Data in this exercise =
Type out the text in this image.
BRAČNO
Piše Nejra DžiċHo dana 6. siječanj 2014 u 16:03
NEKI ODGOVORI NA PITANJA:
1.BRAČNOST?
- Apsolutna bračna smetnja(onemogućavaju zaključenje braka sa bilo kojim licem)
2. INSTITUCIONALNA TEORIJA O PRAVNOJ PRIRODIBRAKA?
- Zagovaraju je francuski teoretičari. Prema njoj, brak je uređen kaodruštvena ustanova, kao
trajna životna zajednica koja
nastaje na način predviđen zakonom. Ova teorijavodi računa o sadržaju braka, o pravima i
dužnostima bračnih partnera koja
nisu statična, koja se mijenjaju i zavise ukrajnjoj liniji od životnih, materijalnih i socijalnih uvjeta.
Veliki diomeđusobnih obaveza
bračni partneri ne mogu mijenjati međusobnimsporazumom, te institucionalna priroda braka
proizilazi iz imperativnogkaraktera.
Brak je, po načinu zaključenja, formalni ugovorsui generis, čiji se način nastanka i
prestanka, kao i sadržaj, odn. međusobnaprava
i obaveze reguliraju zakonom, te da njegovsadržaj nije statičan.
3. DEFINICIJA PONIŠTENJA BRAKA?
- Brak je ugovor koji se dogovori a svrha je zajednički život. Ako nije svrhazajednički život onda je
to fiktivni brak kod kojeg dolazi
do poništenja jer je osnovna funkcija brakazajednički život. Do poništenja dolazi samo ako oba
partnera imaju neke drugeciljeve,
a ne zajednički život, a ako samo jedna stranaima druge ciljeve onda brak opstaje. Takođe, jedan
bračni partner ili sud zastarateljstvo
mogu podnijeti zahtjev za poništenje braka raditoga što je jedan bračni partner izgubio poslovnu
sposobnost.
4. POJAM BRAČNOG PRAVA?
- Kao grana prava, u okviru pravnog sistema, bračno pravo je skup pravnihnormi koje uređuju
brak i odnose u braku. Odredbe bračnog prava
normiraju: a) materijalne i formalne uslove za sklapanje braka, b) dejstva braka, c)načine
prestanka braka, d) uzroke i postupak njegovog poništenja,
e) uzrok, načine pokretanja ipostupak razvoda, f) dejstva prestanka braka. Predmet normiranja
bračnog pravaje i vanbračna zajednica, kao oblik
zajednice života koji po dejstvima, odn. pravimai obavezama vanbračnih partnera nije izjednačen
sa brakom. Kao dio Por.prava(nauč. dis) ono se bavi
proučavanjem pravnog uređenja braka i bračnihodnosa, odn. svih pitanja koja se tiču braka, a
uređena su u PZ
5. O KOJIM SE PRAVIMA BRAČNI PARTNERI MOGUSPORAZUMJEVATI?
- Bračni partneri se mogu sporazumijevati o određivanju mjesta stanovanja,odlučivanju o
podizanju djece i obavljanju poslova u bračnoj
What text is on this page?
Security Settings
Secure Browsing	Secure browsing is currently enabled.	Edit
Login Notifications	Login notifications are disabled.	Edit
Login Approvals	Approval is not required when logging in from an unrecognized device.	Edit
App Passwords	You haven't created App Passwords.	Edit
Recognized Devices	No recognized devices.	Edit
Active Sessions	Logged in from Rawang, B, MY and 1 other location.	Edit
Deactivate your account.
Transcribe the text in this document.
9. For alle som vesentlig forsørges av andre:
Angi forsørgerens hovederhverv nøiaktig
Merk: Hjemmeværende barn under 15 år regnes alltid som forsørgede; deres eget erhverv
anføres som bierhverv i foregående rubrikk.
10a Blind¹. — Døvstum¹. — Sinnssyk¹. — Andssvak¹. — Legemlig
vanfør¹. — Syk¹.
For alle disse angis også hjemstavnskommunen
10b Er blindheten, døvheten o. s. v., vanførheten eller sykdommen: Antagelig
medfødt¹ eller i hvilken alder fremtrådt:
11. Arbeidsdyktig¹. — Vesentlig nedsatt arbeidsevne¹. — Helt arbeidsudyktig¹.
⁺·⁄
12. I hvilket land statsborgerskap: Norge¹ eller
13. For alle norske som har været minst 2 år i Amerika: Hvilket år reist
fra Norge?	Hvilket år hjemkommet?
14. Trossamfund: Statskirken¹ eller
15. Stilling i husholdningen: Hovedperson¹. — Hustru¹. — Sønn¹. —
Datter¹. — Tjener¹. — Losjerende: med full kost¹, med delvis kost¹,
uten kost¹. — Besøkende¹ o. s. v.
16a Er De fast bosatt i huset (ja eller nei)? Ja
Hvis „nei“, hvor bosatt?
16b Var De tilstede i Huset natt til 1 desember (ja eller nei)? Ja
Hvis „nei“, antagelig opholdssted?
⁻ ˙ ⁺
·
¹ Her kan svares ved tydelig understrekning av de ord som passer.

The request = The records above are to be copied in full, exactly as written.

Completed task =
Type out the text in this image.
BRAČNO
Piše Nejra DžiċHo dana 6. siječanj 2014 u 16:03
NEKI ODGOVORI NA PITANJA:
1.BRAČNOST?
- Apsolutna bračna smetnja(onemogućavaju zaključenje braka sa bilo kojim licem)
2. INSTITUCIONALNA TEORIJA O PRAVNOJ PRIRODIBRAKA?
- Zagovaraju je francuski teoretičari. Prema njoj, brak je uređen kaodruštvena ustanova, kao
trajna životna zajednica koja
nastaje na način predviđen zakonom. Ova teorijavodi računa o sadržaju braka, o pravima i
dužnostima bračnih partnera koja
nisu statična, koja se mijenjaju i zavise ukrajnjoj liniji od životnih, materijalnih i socijalnih uvjeta.
Veliki diomeđusobnih obaveza
bračni partneri ne mogu mijenjati međusobnimsporazumom, te institucionalna priroda braka
proizilazi iz imperativnogkaraktera.
Brak je, po načinu zaključenja, formalni ugovorsui generis, čiji se način nastanka i
prestanka, kao i sadržaj, odn. međusobnaprava
i obaveze reguliraju zakonom, te da njegovsadržaj nije statičan.
3. DEFINICIJA PONIŠTENJA BRAKA?
- Brak je ugovor koji se dogovori a svrha je zajednički život. Ako nije svrhazajednički život onda je
to fiktivni brak kod kojeg dolazi
do poništenja jer je osnovna funkcija brakazajednički život. Do poništenja dolazi samo ako oba
partnera imaju neke drugeciljeve,
a ne zajednički život, a ako samo jedna stranaima druge ciljeve onda brak opstaje. Takođe, jedan
bračni partner ili sud zastarateljstvo
mogu podnijeti zahtjev za poništenje braka raditoga što je jedan bračni partner izgubio poslovnu
sposobnost.
4. POJAM BRAČNOG PRAVA?
- Kao grana prava, u okviru pravnog sistema, bračno pravo je skup pravnihnormi koje uređuju
brak i odnose u braku. Odredbe bračnog prava
normiraju: a) materijalne i formalne uslove za sklapanje braka, b) dejstva braka, c)načine
prestanka braka, d) uzroke i postupak njegovog poništenja,
e) uzrok, načine pokretanja ipostupak razvoda, f) dejstva prestanka braka. Predmet normiranja
bračnog pravaje i vanbračna zajednica, kao oblik
zajednice života koji po dejstvima, odn. pravimai obavezama vanbračnih partnera nije izjednačen
sa brakom. Kao dio Por.prava(nauč. dis) ono se bavi
proučavanjem pravnog uređenja braka i bračnihodnosa, odn. svih pitanja koja se tiču braka, a
uređena su u PZ
5. O KOJIM SE PRAVIMA BRAČNI PARTNERI MOGUSPORAZUMJEVATI?
- Bračni partneri se mogu sporazumijevati o određivanju mjesta stanovanja,odlučivanju o
podizanju djece i obavljanju poslova u bračnoj
What text is on this page?
Security Settings
Secure Browsing	Secure browsing is currently enabled.	Edit
Login Notifications	Login notifications are disabled.	Edit
Login Approvals	Approval is not required when logging in from an unrecognized device.	Edit
App Passwords	You haven't created App Passwords.	Edit
Recognized Devices	No recognized devices.	Edit
Active Sessions	Logged in from Rawang, B, MY and 1 other location.	Edit
Deactivate your account.
Transcribe the text in this document.
9. For alle som vesentlig forsørges av andre:
Angi forsørgerens hovederhverv nøiaktig
Merk: Hjemmeværende barn under 15 år regnes alltid som forsørgede; deres eget erhverv
anføres som bierhverv i foregående rubrikk.
10a Blind¹. — Døvstum¹. — Sinnssyk¹. — Andssvak¹. — Legemlig
vanfør¹. — Syk¹.
For alle disse angis også hjemstavnskommunen
10b Er blindheten, døvheten o. s. v., vanførheten eller sykdommen: Antagelig
medfødt¹ eller i hvilken alder fremtrådt:
11. Arbeidsdyktig¹. — Vesentlig nedsatt arbeidsevne¹. — Helt arbeidsudyktig¹.
⁺·⁄
12. I hvilket land statsborgerskap: Norge¹ eller
13. For alle norske som har været minst 2 år i Amerika: Hvilket år reist
fra Norge?	Hvilket år hjemkommet?
14. Trossamfund: Statskirken¹ eller
15. Stilling i husholdningen: Hovedperson¹. — Hustru¹. — Sønn¹. —
Datter¹. — Tjener¹. — Losjerende: med full kost¹, med delvis kost¹,
uten kost¹. — Besøkende¹ o. s. v.
16a Er De fast bosatt i huset (ja eller nei)? Ja
Hvis „nei“, hvor bosatt?
16b Var De tilstede i Huset natt til 1 desember (ja eller nei)? Ja
Hvis „nei“, antagelig opholdssted?
⁻ ˙ ⁺
·
¹ Her kan svares ved tydelig understrekning av de ord som passer.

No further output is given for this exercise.